**Insieme dei record:**
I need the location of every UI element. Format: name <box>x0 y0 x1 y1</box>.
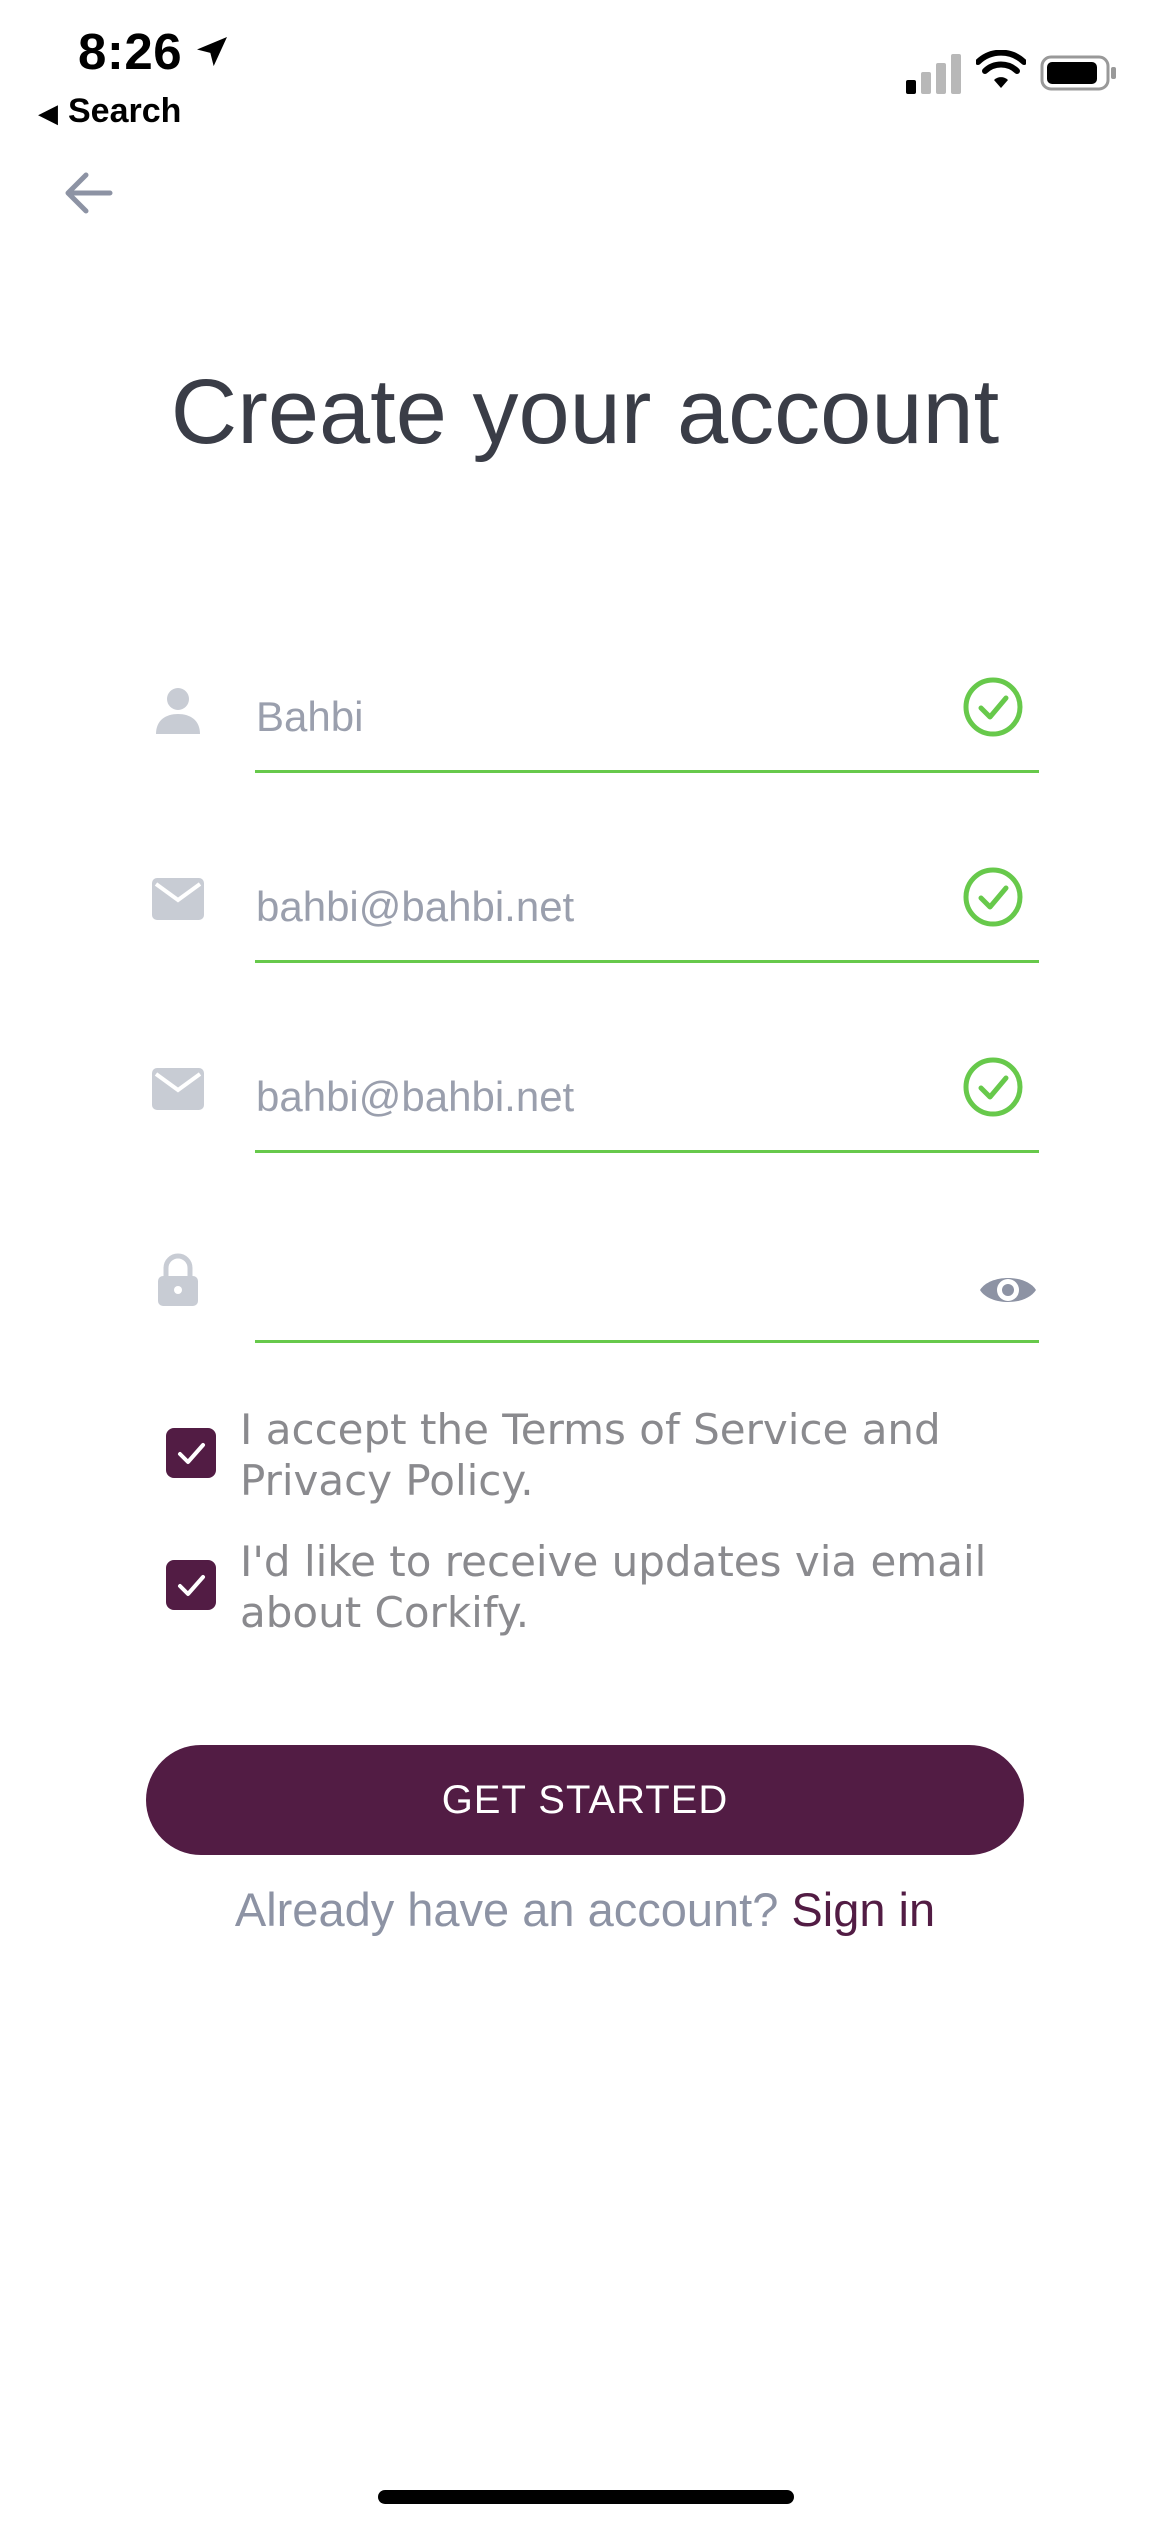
signal-icon <box>906 54 961 94</box>
mail-icon <box>152 1068 204 1110</box>
name-field[interactable]: Bahbi <box>256 693 363 741</box>
password-field-underline <box>255 1340 1039 1343</box>
eye-icon[interactable] <box>978 1268 1038 1312</box>
wifi-icon <box>976 50 1026 88</box>
updates-label: I'd like to receive updates via email ab… <box>240 1537 987 1637</box>
back-to-search[interactable]: ◀ Search <box>38 92 181 131</box>
updates-checkbox[interactable] <box>166 1560 216 1610</box>
check-circle-icon <box>963 1057 1023 1117</box>
terms-checkbox[interactable] <box>166 1428 216 1478</box>
arrow-left-icon[interactable] <box>58 162 120 224</box>
signin-row: Already have an account? Sign in <box>0 1882 1170 1937</box>
terms-label: I accept the Terms of Service and Privac… <box>240 1405 941 1505</box>
status-time: 8:26 <box>78 23 183 80</box>
location-arrow-icon <box>197 37 227 67</box>
checkmark-icon <box>178 1575 205 1596</box>
signin-prompt: Already have an account? <box>234 1883 779 1936</box>
check-circle-icon <box>963 867 1023 927</box>
confirm-email-field[interactable]: bahbi@bahbi.net <box>256 1073 574 1121</box>
back-to-search-label: Search <box>68 92 182 130</box>
person-icon <box>156 688 200 734</box>
home-indicator[interactable] <box>378 2490 794 2504</box>
password-field[interactable] <box>256 1263 936 1313</box>
confirm-email-field-underline <box>255 1150 1039 1153</box>
check-circle-icon <box>963 677 1023 737</box>
lock-icon <box>158 1253 198 1306</box>
name-field-underline <box>255 770 1039 773</box>
page-title: Create your account <box>170 361 1000 463</box>
back-triangle-icon: ◀ <box>38 98 58 128</box>
get-started-button[interactable]: GET STARTED <box>146 1745 1024 1855</box>
checkmark-icon <box>178 1443 205 1464</box>
battery-icon <box>1040 55 1116 91</box>
email-field-underline <box>255 960 1039 963</box>
mail-icon <box>152 878 204 920</box>
signin-link[interactable]: Sign in <box>791 1883 935 1936</box>
email-field[interactable]: bahbi@bahbi.net <box>256 883 574 931</box>
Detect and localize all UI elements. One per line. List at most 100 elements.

**Obiettivo:** Restituisci parola per parola tutte le righe dei record qui sopra, lasciando fuori le immagini.

**Risultato:**
I need the location of every UI element. Format: name <box>x0 y0 x1 y1</box>.
signal-icon <box>906 54 961 94</box>
mail-icon <box>152 1068 204 1110</box>
name-field[interactable]: Bahbi <box>256 693 363 741</box>
password-field-underline <box>255 1340 1039 1343</box>
eye-icon[interactable] <box>978 1268 1038 1312</box>
wifi-icon <box>976 50 1026 88</box>
updates-label: I'd like to receive updates via email ab… <box>240 1537 987 1637</box>
back-to-search[interactable]: ◀ Search <box>38 92 181 131</box>
updates-checkbox[interactable] <box>166 1560 216 1610</box>
check-circle-icon <box>963 1057 1023 1117</box>
terms-checkbox[interactable] <box>166 1428 216 1478</box>
arrow-left-icon[interactable] <box>58 162 120 224</box>
signin-row: Already have an account? Sign in <box>0 1882 1170 1937</box>
terms-label: I accept the Terms of Service and Privac… <box>240 1405 941 1505</box>
status-time: 8:26 <box>78 23 183 80</box>
location-arrow-icon <box>197 37 227 67</box>
checkmark-icon <box>178 1575 205 1596</box>
signin-prompt: Already have an account? <box>234 1883 779 1936</box>
check-circle-icon <box>963 867 1023 927</box>
confirm-email-field[interactable]: bahbi@bahbi.net <box>256 1073 574 1121</box>
back-to-search-label: Search <box>68 92 182 130</box>
person-icon <box>156 688 200 734</box>
home-indicator[interactable] <box>378 2490 794 2504</box>
password-field[interactable] <box>256 1263 936 1313</box>
confirm-email-field-underline <box>255 1150 1039 1153</box>
check-circle-icon <box>963 677 1023 737</box>
lock-icon <box>158 1253 198 1306</box>
name-field-underline <box>255 770 1039 773</box>
page-title: Create your account <box>170 361 1000 463</box>
back-triangle-icon: ◀ <box>38 98 58 128</box>
get-started-button[interactable]: GET STARTED <box>146 1745 1024 1855</box>
checkmark-icon <box>178 1443 205 1464</box>
battery-icon <box>1040 55 1116 91</box>
email-field-underline <box>255 960 1039 963</box>
mail-icon <box>152 878 204 920</box>
signin-link[interactable]: Sign in <box>791 1883 935 1936</box>
email-field[interactable]: bahbi@bahbi.net <box>256 883 574 931</box>
Detect and localize all UI elements. One per line. List at most 100 elements.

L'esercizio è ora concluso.